**Direction:**
Images embedded in the records are excluded; print everything else exactly as given.

**Material provided:**
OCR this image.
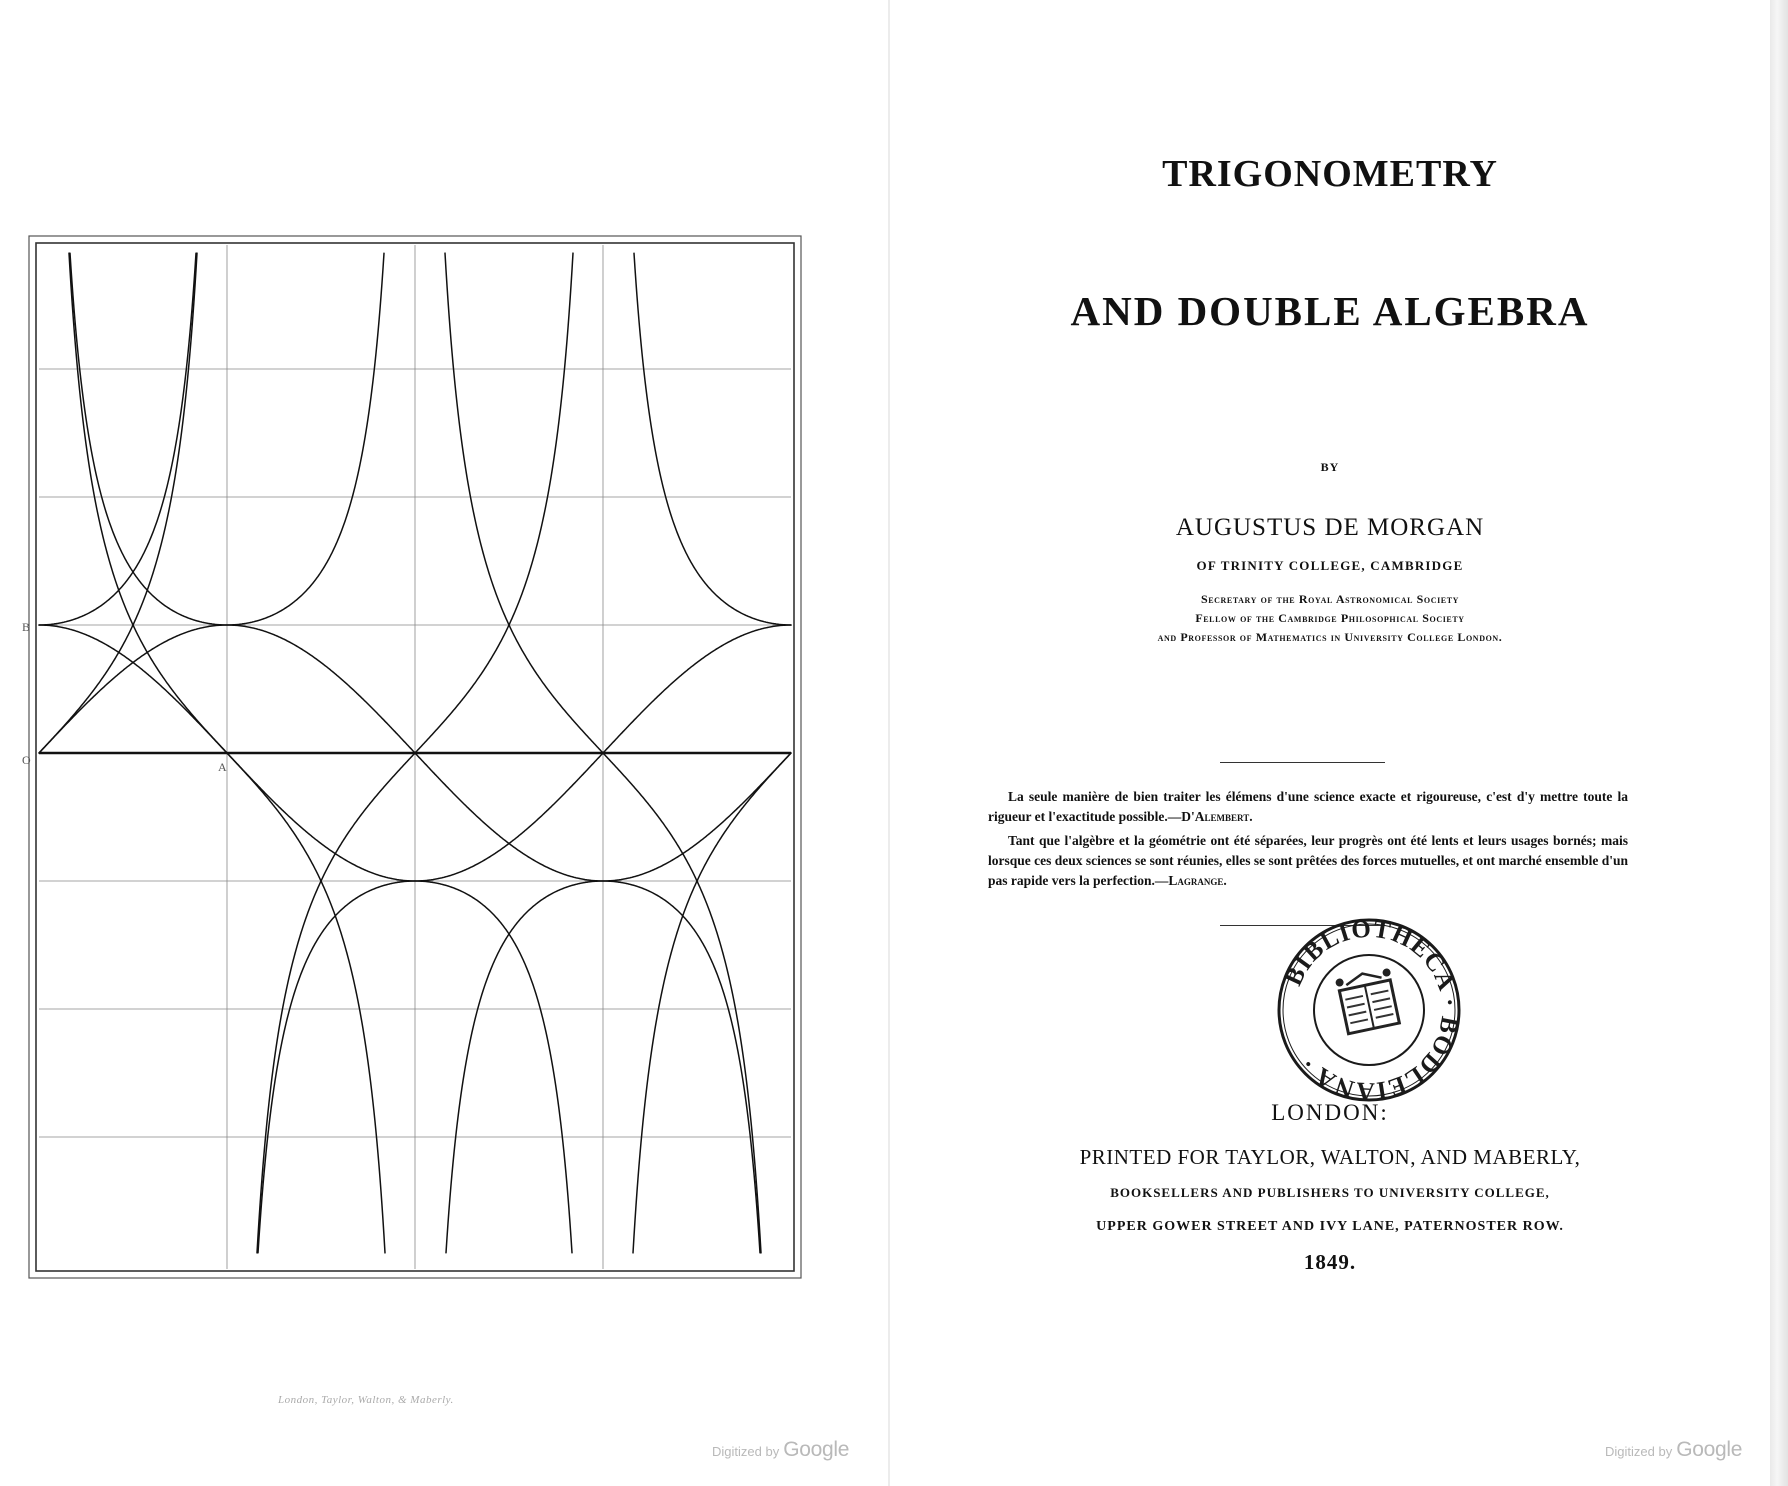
B
O	A
London, Taylor, Walton, & Maberly.
Digitized by Google
TRIGONOMETRY
AND DOUBLE ALGEBRA
BY
AUGUSTUS DE MORGAN
OF TRINITY COLLEGE, CAMBRIDGE
Secretary of the Royal Astronomical Society
Fellow of the Cambridge Philosophical Society
and Professor of Mathematics in University College London.

La seule manière de bien traiter les élémens d'une science exacte et rigoureuse, c'est d'y mettre toute la rigueur et l'exactitude possible.—D'Alembert.

Tant que l'algèbre et la géométrie ont été séparées, leur progrès ont été lents et leurs usages bornés; mais lorsque ces deux sciences se sont réunies, elles se sont prêtées des forces mutuelles, et ont marché ensemble d'un pas rapide vers la perfection.—Lagrange.

BIBLIOTHECA · BODLEIANA ·
LONDON:
PRINTED FOR TAYLOR, WALTON, AND MABERLY,
BOOKSELLERS AND PUBLISHERS TO UNIVERSITY COLLEGE,
UPPER GOWER STREET AND IVY LANE, PATERNOSTER ROW.
1849.
Digitized by Google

**Task solution:**
OCR this image.
B
O	A
London, Taylor, Walton, & Maberly.
Digitized by Google
TRIGONOMETRY
AND DOUBLE ALGEBRA
BY
AUGUSTUS DE MORGAN
OF TRINITY COLLEGE, CAMBRIDGE
Secretary of the Royal Astronomical Society
Fellow of the Cambridge Philosophical Society
and Professor of Mathematics in University College London.

La seule manière de bien traiter les élémens d'une science exacte et rigoureuse, c'est d'y mettre toute la rigueur et l'exactitude possible.—D'Alembert.

Tant que l'algèbre et la géométrie ont été séparées, leur progrès ont été lents et leurs usages bornés; mais lorsque ces deux sciences se sont réunies, elles se sont prêtées des forces mutuelles, et ont marché ensemble d'un pas rapide vers la perfection.—Lagrange.

BIBLIOTHECA · BODLEIANA ·
LONDON:
PRINTED FOR TAYLOR, WALTON, AND MABERLY,
BOOKSELLERS AND PUBLISHERS TO UNIVERSITY COLLEGE,
UPPER GOWER STREET AND IVY LANE, PATERNOSTER ROW.
1849.
Digitized by Google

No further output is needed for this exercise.